# [What is asked]
Give the number of lines in this listing that contain "name", with no other words.

# [Material for the task]
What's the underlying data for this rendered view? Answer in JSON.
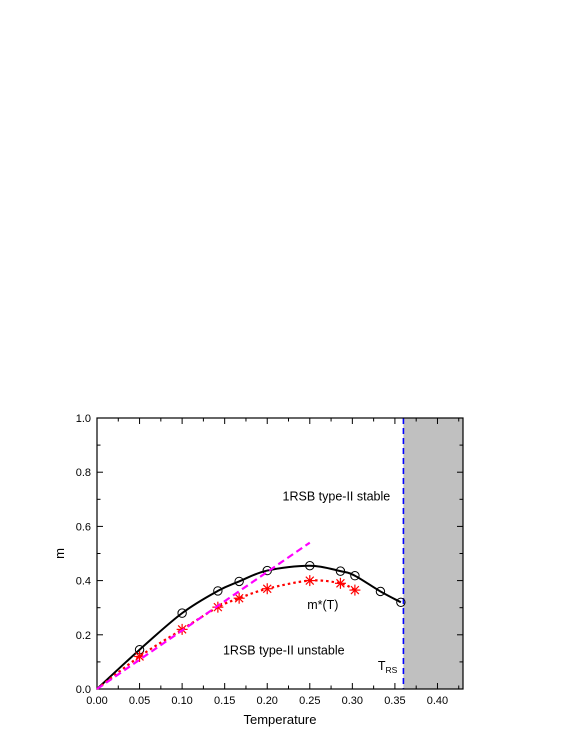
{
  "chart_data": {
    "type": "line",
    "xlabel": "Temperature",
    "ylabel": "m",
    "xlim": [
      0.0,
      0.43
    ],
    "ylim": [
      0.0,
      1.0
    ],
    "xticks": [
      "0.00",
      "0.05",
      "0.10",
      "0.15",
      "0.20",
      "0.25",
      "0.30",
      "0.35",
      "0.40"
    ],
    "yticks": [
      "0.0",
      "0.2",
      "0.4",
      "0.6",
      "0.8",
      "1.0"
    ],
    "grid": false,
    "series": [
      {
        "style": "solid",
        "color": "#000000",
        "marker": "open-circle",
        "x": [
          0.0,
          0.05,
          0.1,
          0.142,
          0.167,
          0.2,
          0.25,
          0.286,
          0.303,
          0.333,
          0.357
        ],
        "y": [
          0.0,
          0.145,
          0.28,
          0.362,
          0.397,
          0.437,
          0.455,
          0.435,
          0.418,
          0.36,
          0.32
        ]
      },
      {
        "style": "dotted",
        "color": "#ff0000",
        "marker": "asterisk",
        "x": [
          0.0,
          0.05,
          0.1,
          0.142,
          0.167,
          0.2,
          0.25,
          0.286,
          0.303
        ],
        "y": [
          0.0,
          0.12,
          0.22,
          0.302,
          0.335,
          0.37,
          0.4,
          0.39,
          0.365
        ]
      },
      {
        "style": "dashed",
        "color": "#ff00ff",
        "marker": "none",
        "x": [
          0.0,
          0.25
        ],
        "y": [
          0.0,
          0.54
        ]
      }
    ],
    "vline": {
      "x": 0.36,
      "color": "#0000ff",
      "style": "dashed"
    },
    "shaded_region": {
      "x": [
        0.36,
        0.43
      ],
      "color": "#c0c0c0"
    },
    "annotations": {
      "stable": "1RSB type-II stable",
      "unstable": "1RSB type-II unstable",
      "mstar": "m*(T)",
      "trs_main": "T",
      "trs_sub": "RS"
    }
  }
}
==
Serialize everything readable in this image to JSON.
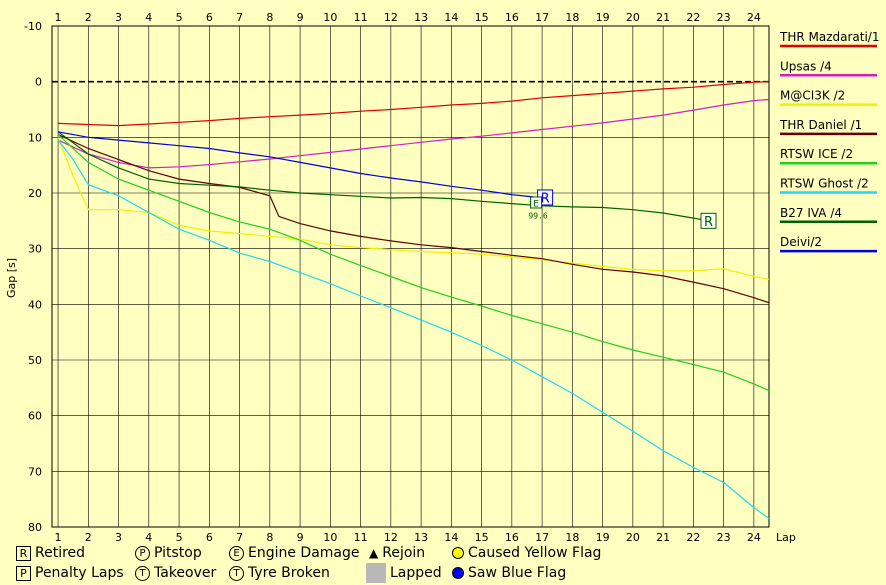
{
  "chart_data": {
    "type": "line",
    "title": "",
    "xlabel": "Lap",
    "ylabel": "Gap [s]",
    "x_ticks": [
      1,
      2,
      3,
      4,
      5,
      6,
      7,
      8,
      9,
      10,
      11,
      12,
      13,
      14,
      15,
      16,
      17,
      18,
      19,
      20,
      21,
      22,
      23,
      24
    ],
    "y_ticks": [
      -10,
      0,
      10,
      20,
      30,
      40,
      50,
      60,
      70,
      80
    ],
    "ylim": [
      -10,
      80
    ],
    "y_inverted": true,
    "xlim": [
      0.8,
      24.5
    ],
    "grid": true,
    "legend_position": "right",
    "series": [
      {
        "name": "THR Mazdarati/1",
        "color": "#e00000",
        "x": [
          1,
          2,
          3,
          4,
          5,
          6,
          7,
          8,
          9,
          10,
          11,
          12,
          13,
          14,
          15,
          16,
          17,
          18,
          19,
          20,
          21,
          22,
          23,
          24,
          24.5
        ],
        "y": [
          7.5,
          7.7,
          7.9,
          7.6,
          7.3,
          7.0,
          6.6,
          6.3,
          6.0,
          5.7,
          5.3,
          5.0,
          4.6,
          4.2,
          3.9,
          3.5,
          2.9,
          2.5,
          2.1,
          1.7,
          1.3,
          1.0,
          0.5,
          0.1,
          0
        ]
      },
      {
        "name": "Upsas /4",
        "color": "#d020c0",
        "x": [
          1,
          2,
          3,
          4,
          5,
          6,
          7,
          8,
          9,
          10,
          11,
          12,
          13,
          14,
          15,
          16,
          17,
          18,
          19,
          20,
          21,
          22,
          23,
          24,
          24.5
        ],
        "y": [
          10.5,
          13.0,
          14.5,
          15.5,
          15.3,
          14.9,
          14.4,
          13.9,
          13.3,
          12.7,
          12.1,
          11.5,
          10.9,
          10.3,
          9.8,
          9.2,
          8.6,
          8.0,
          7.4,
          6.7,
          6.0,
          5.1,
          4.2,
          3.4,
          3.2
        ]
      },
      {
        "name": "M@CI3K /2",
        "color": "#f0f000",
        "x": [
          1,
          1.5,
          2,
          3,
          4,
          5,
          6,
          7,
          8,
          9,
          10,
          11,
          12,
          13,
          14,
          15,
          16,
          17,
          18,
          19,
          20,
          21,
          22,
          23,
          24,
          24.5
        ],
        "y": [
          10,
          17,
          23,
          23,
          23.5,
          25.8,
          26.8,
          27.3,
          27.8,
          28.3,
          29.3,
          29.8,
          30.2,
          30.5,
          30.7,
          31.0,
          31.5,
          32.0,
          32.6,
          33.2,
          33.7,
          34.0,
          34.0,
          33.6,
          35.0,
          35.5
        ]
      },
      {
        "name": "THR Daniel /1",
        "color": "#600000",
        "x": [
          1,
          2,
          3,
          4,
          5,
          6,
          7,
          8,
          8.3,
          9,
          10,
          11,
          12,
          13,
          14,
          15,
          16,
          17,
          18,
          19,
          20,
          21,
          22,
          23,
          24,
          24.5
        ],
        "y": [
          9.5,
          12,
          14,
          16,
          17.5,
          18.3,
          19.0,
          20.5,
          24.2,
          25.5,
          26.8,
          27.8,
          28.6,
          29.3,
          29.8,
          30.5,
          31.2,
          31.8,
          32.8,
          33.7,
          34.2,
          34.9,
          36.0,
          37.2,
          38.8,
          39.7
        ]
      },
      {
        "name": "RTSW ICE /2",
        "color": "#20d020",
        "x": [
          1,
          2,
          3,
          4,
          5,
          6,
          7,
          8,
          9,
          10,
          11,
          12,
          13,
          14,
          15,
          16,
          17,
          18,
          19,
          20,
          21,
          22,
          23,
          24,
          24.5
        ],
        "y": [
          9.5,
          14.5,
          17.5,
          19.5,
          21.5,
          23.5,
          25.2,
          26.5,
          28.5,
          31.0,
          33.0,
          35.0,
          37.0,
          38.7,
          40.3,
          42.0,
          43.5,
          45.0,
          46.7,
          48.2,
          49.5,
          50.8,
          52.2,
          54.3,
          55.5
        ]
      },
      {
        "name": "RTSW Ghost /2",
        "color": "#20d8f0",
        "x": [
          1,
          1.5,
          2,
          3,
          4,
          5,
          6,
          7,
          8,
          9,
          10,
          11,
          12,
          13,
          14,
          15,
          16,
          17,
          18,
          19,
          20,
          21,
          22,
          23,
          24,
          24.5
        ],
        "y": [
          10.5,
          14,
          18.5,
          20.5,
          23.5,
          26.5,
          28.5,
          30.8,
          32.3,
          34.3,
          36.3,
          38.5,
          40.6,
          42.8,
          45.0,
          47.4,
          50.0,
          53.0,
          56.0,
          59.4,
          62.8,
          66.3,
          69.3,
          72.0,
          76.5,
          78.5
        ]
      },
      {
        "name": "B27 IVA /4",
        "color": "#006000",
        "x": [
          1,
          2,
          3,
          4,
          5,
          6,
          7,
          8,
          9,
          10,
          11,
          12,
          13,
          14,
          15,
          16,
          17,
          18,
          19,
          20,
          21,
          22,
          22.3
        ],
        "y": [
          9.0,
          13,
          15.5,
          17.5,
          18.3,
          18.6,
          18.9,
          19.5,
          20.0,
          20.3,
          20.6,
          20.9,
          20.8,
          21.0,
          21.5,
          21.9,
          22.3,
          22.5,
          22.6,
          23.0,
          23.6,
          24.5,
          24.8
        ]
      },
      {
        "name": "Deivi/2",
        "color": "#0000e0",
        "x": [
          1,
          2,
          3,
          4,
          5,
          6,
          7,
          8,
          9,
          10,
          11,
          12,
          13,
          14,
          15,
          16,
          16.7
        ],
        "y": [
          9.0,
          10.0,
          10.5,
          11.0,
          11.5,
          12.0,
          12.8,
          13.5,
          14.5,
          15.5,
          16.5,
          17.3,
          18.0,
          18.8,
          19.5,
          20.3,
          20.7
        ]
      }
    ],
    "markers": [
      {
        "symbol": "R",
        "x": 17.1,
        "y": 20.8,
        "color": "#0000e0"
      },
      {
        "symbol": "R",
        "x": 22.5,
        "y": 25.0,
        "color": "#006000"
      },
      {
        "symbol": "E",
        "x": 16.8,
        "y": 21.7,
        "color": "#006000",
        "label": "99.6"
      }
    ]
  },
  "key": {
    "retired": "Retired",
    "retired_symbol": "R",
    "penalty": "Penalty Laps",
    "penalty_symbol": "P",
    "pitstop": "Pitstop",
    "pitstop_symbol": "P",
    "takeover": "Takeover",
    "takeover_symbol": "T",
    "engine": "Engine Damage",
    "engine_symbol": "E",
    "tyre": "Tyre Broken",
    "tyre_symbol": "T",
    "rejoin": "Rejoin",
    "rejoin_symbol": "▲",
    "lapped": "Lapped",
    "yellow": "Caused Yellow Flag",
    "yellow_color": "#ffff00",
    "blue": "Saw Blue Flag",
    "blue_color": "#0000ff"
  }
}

# [Complete output]
8